(Entries taken from a collection)
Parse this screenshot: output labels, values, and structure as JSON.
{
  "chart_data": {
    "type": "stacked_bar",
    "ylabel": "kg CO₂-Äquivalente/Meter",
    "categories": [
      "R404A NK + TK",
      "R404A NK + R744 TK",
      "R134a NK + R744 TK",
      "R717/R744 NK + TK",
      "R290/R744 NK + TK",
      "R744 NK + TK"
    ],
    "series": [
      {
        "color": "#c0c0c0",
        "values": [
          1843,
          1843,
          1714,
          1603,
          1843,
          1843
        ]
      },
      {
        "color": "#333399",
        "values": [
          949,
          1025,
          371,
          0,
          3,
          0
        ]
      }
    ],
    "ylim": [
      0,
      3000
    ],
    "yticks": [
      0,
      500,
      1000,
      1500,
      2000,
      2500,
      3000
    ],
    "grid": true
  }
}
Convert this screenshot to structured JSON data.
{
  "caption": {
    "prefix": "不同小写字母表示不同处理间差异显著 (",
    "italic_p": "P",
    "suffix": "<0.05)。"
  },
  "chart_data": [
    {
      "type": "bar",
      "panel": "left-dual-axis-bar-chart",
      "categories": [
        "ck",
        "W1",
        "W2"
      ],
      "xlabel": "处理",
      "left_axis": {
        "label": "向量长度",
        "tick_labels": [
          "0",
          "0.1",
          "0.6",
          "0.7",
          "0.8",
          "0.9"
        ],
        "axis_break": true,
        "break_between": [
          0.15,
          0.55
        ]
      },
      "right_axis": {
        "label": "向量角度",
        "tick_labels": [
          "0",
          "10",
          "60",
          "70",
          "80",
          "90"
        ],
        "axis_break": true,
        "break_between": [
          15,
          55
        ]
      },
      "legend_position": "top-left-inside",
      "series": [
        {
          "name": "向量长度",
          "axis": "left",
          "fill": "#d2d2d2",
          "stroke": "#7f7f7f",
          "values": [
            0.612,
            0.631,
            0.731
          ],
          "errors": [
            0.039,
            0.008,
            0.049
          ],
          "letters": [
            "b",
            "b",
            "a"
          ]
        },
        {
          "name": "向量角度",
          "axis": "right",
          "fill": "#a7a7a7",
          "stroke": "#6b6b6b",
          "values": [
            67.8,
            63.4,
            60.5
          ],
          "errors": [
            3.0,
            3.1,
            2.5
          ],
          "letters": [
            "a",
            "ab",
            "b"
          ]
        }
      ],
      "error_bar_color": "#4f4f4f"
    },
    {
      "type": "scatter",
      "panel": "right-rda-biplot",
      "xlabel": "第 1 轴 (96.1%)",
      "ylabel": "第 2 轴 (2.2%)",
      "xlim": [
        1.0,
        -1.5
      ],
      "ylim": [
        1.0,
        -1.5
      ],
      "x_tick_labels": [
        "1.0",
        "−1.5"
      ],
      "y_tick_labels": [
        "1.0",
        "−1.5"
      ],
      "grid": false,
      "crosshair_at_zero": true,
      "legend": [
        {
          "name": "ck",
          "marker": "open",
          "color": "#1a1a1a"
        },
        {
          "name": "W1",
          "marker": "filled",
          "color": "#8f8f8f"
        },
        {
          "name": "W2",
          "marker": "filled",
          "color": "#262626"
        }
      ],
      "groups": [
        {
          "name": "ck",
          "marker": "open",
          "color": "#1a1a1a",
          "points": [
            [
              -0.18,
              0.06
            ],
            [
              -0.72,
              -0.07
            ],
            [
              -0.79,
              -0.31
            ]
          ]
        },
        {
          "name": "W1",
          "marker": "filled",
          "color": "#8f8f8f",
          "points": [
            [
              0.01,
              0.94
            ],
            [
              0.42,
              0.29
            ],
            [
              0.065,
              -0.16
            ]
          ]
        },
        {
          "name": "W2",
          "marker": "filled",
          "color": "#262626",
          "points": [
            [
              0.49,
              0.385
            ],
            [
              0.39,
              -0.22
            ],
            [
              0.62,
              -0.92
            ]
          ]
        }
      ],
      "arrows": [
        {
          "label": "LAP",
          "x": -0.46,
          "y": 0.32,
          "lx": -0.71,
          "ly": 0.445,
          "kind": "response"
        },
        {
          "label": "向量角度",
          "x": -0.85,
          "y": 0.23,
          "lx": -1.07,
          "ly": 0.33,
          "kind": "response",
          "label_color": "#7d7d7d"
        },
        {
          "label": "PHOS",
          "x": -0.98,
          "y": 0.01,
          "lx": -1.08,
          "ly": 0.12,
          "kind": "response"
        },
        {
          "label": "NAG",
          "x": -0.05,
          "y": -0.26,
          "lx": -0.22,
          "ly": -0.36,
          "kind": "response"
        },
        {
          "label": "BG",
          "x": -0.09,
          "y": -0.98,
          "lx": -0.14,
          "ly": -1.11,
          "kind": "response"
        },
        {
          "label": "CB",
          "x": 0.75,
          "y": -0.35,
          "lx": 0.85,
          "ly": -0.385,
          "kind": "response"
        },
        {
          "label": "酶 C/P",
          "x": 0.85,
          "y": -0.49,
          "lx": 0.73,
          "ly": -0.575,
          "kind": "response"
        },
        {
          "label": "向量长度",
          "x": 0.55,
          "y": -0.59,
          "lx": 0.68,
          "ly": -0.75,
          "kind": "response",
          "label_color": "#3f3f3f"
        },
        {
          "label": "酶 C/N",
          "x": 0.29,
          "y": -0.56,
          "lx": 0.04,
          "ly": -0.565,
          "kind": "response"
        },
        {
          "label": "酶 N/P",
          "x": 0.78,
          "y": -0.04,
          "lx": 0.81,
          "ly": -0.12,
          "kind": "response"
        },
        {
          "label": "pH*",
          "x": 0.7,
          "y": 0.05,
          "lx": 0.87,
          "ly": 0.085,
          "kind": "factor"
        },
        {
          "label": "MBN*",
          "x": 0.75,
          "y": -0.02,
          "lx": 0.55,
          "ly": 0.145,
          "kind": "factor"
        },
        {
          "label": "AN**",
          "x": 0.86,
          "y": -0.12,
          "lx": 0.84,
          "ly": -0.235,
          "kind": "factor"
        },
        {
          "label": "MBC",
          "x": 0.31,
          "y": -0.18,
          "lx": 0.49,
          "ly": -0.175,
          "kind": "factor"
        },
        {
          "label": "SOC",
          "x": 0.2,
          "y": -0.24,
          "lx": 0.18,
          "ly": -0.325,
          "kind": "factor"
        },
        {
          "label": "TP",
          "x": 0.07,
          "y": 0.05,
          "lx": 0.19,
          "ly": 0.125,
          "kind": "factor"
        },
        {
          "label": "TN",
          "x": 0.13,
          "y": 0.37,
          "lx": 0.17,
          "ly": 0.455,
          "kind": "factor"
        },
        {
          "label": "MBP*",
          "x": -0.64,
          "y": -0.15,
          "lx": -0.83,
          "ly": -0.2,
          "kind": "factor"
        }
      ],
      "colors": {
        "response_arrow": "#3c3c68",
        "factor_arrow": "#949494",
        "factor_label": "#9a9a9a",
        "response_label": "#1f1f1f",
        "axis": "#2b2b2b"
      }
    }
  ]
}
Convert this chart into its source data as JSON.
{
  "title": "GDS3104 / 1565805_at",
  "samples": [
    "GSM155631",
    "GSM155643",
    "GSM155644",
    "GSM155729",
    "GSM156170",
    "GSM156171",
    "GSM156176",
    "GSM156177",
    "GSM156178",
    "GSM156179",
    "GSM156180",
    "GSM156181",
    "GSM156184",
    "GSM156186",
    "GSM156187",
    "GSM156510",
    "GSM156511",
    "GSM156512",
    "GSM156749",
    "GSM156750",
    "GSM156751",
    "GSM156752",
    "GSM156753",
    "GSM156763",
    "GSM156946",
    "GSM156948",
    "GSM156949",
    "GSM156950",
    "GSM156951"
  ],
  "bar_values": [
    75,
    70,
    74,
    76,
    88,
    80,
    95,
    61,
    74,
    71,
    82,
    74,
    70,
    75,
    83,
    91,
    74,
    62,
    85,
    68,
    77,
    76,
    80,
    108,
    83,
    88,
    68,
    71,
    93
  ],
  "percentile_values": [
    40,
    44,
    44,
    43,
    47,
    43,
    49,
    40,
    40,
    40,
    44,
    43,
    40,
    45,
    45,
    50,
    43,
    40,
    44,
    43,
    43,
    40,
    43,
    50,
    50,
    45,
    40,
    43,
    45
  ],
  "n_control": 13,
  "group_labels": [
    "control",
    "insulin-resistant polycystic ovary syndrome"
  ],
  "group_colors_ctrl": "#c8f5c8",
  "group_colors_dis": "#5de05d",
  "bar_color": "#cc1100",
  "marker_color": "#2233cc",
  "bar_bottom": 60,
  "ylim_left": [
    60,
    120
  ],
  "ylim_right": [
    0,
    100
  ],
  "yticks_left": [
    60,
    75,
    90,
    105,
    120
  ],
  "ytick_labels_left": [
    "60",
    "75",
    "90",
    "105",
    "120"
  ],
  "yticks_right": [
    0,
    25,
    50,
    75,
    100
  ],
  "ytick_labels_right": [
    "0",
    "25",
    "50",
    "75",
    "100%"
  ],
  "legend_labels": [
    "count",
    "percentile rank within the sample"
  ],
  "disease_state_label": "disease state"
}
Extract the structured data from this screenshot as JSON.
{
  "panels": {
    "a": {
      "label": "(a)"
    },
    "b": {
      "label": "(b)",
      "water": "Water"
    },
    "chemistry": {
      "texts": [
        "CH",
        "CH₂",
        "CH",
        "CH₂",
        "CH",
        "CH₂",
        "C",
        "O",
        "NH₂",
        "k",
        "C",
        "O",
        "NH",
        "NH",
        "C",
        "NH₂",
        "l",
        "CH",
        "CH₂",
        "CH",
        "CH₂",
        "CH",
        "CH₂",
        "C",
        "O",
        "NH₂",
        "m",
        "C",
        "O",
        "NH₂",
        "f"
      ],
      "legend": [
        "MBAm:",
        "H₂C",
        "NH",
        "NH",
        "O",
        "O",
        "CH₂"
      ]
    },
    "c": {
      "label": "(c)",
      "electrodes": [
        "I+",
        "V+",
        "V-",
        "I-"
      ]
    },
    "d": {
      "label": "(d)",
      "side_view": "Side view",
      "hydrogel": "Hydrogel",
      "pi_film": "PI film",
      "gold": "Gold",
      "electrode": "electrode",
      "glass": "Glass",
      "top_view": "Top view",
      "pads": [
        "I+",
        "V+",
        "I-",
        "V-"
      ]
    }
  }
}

● **Required work**
Filter the records, keeping only lines that contain "JSON", and show those lines.

● **Output of the task**
Parse this screenshot: output labels, values, and structure as JSON.
Convert this screenshot to structured JSON data.
Convert this chart into its source data as JSON.
Extract the structured data from this screenshot as JSON.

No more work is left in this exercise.